— Begin Material provided —

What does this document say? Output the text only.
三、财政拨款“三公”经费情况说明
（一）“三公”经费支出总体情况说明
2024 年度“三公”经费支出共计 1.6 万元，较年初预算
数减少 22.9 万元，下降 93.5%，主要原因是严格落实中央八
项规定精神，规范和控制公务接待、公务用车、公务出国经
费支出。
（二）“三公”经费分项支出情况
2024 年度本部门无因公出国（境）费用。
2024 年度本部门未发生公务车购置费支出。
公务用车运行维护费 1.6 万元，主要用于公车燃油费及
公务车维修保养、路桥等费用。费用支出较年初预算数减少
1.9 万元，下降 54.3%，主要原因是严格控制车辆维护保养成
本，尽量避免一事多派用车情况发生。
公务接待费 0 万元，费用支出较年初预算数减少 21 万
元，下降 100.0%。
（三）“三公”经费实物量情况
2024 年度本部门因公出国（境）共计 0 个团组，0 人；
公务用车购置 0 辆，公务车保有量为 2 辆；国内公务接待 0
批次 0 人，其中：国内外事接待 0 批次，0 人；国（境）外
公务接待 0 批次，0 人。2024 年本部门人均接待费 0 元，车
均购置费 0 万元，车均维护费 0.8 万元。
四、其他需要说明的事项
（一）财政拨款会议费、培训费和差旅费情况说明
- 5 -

— End Material provided —

Copy all lines of the material above where the string "费用支出较年初预算数减少" occurs.

• **Full answer**
公务车维修保养、路桥等费用。费用支出较年初预算数减少
公务接待费 0 万元，费用支出较年初预算数减少 21 万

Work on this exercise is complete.